## Given request
Reproduce the listing word for word. Skip any image.

[start of Source data]

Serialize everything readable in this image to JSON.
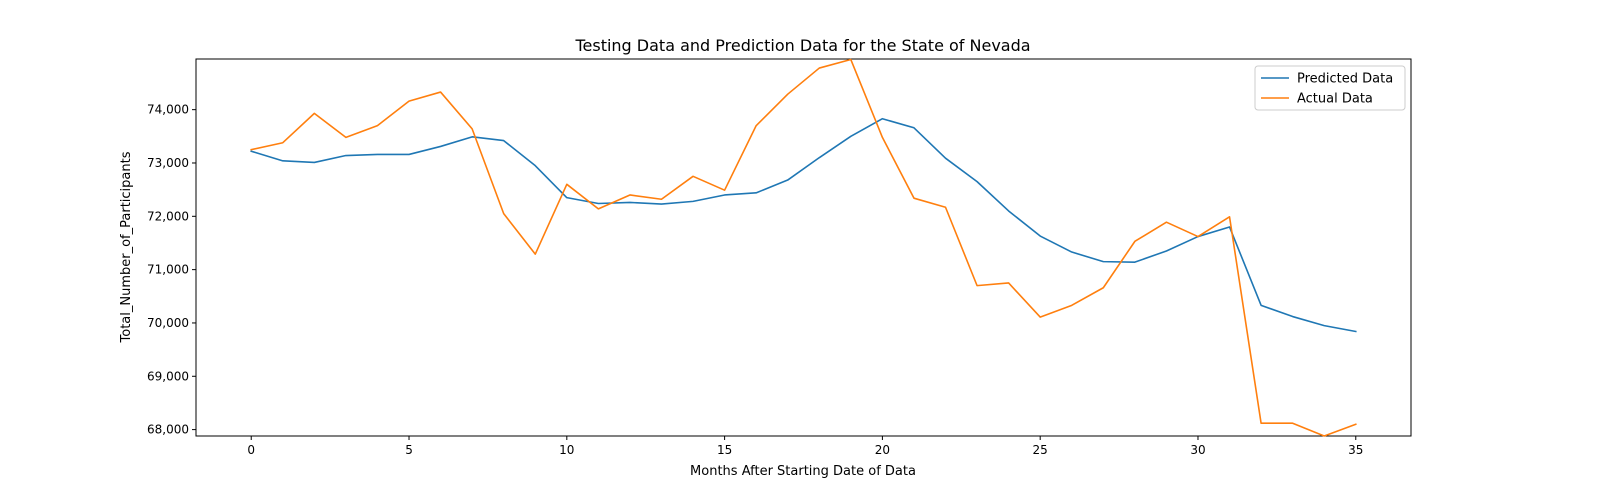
{
  "chart_data": {
    "type": "line",
    "title": "Testing Data and Prediction Data for the State of Nevada",
    "xlabel": "Months After Starting Date of Data",
    "ylabel": "Total_Number_of_Participants",
    "xlim": [
      -1.75,
      36.75
    ],
    "ylim": [
      67880,
      74950
    ],
    "x_ticks": [
      0,
      5,
      10,
      15,
      20,
      25,
      30,
      35
    ],
    "x_tick_labels": [
      "0",
      "5",
      "10",
      "15",
      "20",
      "25",
      "30",
      "35"
    ],
    "y_ticks": [
      68000,
      69000,
      70000,
      71000,
      72000,
      73000,
      74000
    ],
    "y_tick_labels": [
      "68,000",
      "69,000",
      "70,000",
      "71,000",
      "72,000",
      "73,000",
      "74,000"
    ],
    "grid": false,
    "legend_position": "top-right",
    "x": [
      0,
      1,
      2,
      3,
      4,
      5,
      6,
      7,
      8,
      9,
      10,
      11,
      12,
      13,
      14,
      15,
      16,
      17,
      18,
      19,
      20,
      21,
      22,
      23,
      24,
      25,
      26,
      27,
      28,
      29,
      30,
      31,
      32,
      33,
      34,
      35
    ],
    "series": [
      {
        "name": "Predicted Data",
        "color": "#1f77b4",
        "values": [
          73220,
          73040,
          73010,
          73140,
          73160,
          73160,
          73310,
          73490,
          73420,
          72950,
          72350,
          72240,
          72260,
          72230,
          72280,
          72400,
          72440,
          72680,
          73100,
          73500,
          73830,
          73660,
          73090,
          72650,
          72100,
          71630,
          71330,
          71150,
          71140,
          71350,
          71620,
          71800,
          70330,
          70120,
          69950,
          69840
        ]
      },
      {
        "name": "Actual Data",
        "color": "#ff7f0e",
        "values": [
          73250,
          73380,
          73930,
          73480,
          73700,
          74160,
          74330,
          73640,
          72050,
          71290,
          72600,
          72140,
          72400,
          72320,
          72750,
          72490,
          73700,
          74290,
          74780,
          74940,
          73480,
          72340,
          72170,
          70700,
          70750,
          70110,
          70330,
          70660,
          71530,
          71890,
          71620,
          71990,
          68120,
          68120,
          67880,
          68100
        ]
      }
    ]
  }
}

[end of Source data]

## Written solution
Serialize everything readable in this image to JSON.
{
  "chart_data": {
    "type": "line",
    "title": "Testing Data and Prediction Data for the State of Nevada",
    "xlabel": "Months After Starting Date of Data",
    "ylabel": "Total_Number_of_Participants",
    "xlim": [
      -1.75,
      36.75
    ],
    "ylim": [
      67880,
      74950
    ],
    "x_ticks": [
      0,
      5,
      10,
      15,
      20,
      25,
      30,
      35
    ],
    "x_tick_labels": [
      "0",
      "5",
      "10",
      "15",
      "20",
      "25",
      "30",
      "35"
    ],
    "y_ticks": [
      68000,
      69000,
      70000,
      71000,
      72000,
      73000,
      74000
    ],
    "y_tick_labels": [
      "68,000",
      "69,000",
      "70,000",
      "71,000",
      "72,000",
      "73,000",
      "74,000"
    ],
    "grid": false,
    "legend_position": "top-right",
    "x": [
      0,
      1,
      2,
      3,
      4,
      5,
      6,
      7,
      8,
      9,
      10,
      11,
      12,
      13,
      14,
      15,
      16,
      17,
      18,
      19,
      20,
      21,
      22,
      23,
      24,
      25,
      26,
      27,
      28,
      29,
      30,
      31,
      32,
      33,
      34,
      35
    ],
    "series": [
      {
        "name": "Predicted Data",
        "color": "#1f77b4",
        "values": [
          73220,
          73040,
          73010,
          73140,
          73160,
          73160,
          73310,
          73490,
          73420,
          72950,
          72350,
          72240,
          72260,
          72230,
          72280,
          72400,
          72440,
          72680,
          73100,
          73500,
          73830,
          73660,
          73090,
          72650,
          72100,
          71630,
          71330,
          71150,
          71140,
          71350,
          71620,
          71800,
          70330,
          70120,
          69950,
          69840
        ]
      },
      {
        "name": "Actual Data",
        "color": "#ff7f0e",
        "values": [
          73250,
          73380,
          73930,
          73480,
          73700,
          74160,
          74330,
          73640,
          72050,
          71290,
          72600,
          72140,
          72400,
          72320,
          72750,
          72490,
          73700,
          74290,
          74780,
          74940,
          73480,
          72340,
          72170,
          70700,
          70750,
          70110,
          70330,
          70660,
          71530,
          71890,
          71620,
          71990,
          68120,
          68120,
          67880,
          68100
        ]
      }
    ]
  }
}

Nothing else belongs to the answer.